*Challenges*
(a) In the passage about Rakesh Tikait, which constituency did he contest in the 2007 Uttar Pradesh assembly polls?
(b) Transcribe the passage about Rakesh Tikait from "In 2007, he" up to and including "Lok Dal ticket.".

*Passage given*
Mahendra Tikait, who was hailed as “messiah” of farmers, had inherited the ‘Chaudhary' title of the regional Baliyan khap (a social and administrative system in parts of north India) at the age of eight from his father.

Going by the tradition of the khap, the title passed on to his elder son and Rakesh Tikait's elder brother Naresh.

But Rakesh Tikait, a BA graduate from the Meerut University, was designated national spokesperson of the BKU.

He has two younger brothers -- Surendra, who works as a manager in a sugar mill, and Narendra, engaged in agriculture.

The father of three -- two daughters and a son -- has been at loggerheads with various governments on a range of farmers' issues, including loan waivers, minimum support price, power tariff and land acquisition in states such as UP, Haryana Rajasthan, Madhya Pradesh.

He also tried his hand at elections but lost both times.

In 2007, he contested the Uttar Pradesh assembly polls from Khatauli constituency in Muzaffarnagar as an independent candidate.

In 2014, he fought the Lok Sabha election from Amroha district on a Rashtriya Lok Dal ticket.

It's an affluent family.

Ahead of the 2014 polls, Tikait had declared assets worth Rs 4.25 crore, including Rs 10 lakh cash, and liabilities of Rs 10.95 lakh with land worth over Rs 3 crore forming the biggest chunk of his assets.

He also declared three criminal cases against him in the election affidavit.

These cases were lodged in Meerut and Muzaffarnagar in Uttar Pradesh, and Anuppur in Madhya Pradesh.

The vocal farmer leader had to spend nights behind the bars for defying public servant's orders during several of the protests that he has led in the past decade.

Having dug in his heels along with his supporters at the Ghazipur border amid a deadlock with the Centre over the new farm laws, Tikait on Saturday was once again teary eyed.

But this time overwhelmed by emotion as villagers, including children, reached the protest site carrying water, homemade food and buttermilk, after he announced he would drink water only when farmers will bring it since the local administration had barred water tankers at the protest site.

Rakesh Tikait is now the cynosure of many eyes -- and it's not just farmers.

*Supplied records*
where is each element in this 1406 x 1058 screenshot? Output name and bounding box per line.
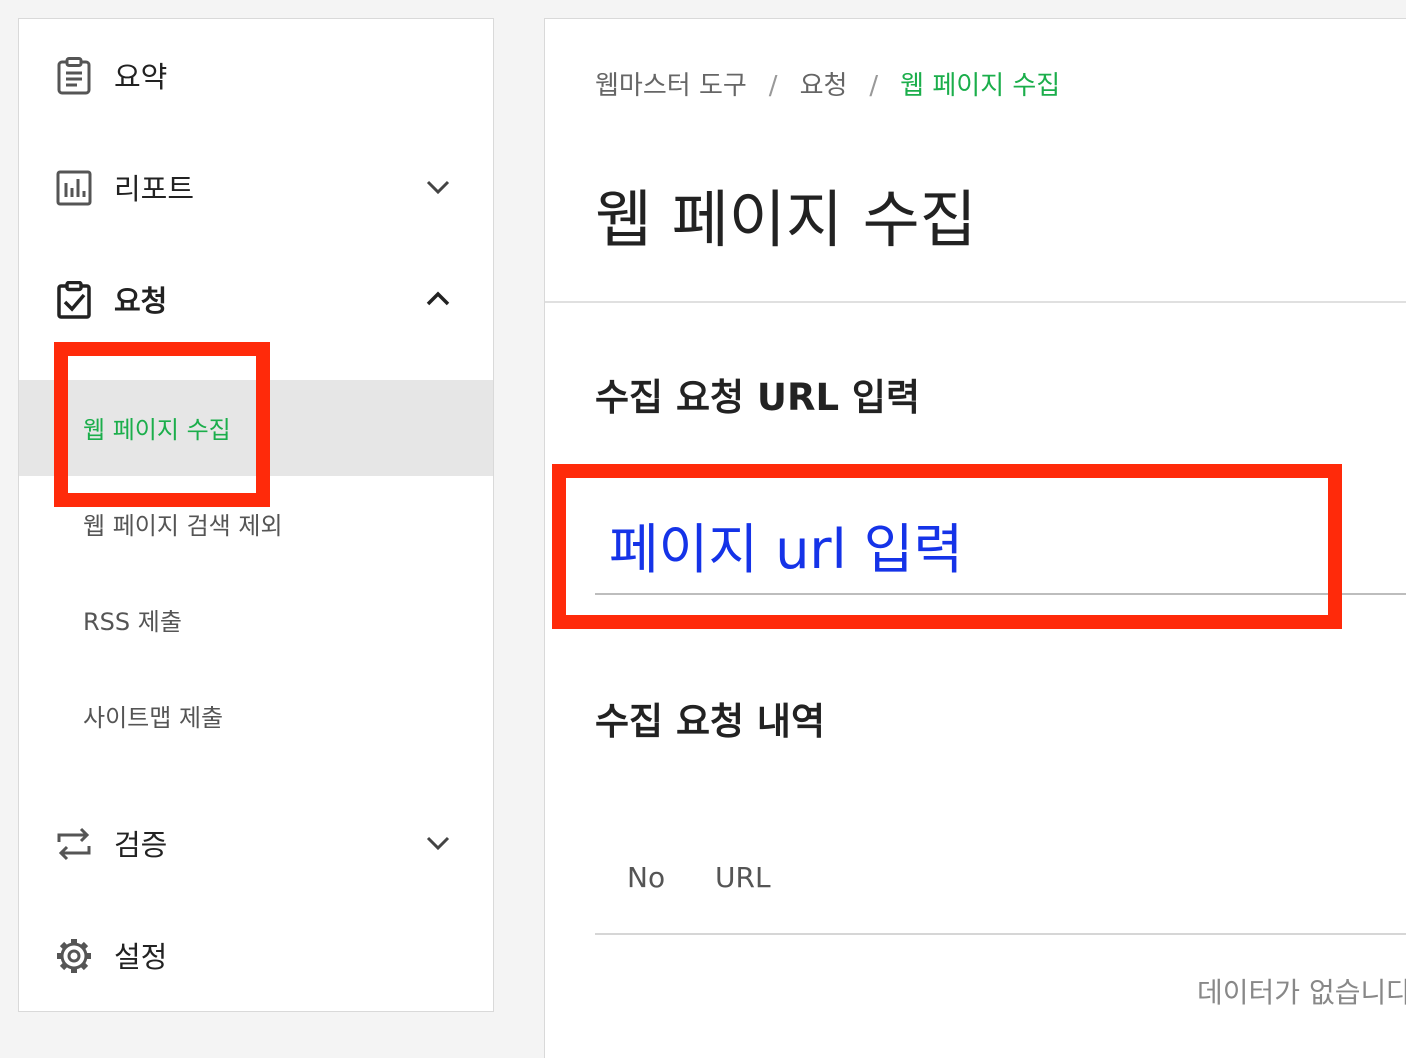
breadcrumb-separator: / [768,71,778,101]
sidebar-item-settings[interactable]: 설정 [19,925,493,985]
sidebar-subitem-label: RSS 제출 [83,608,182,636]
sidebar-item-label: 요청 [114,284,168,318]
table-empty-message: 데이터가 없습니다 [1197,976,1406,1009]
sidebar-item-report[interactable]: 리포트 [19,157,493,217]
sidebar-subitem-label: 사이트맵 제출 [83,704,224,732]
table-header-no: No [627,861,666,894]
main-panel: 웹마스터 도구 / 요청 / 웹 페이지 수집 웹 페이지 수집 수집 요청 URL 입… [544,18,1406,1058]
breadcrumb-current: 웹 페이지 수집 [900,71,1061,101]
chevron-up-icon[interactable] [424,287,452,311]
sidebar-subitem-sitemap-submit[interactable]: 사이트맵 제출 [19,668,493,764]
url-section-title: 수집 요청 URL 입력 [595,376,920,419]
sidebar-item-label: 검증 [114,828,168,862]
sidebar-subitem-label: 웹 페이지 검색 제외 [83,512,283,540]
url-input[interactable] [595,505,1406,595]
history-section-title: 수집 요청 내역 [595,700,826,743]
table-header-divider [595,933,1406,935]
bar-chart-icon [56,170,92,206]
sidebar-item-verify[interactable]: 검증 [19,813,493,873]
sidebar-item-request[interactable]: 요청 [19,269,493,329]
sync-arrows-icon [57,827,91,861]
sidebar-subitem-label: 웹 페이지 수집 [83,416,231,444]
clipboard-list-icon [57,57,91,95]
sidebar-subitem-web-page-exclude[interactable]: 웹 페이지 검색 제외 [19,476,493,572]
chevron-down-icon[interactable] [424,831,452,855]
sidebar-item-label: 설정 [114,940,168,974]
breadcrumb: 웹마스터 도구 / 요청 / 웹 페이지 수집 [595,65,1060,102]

*Results of the tasks*
(a) Khatauli constituency in Muzaffarnagar, as an independent candidate.

(b)
In 2007, he contested the Uttar Pradesh assembly polls from Khatauli constituency in Muzaffarnagar as an independent candidate.

In 2014, he fought the Lok Sabha election from Amroha district on a Rashtriya Lok Dal ticket.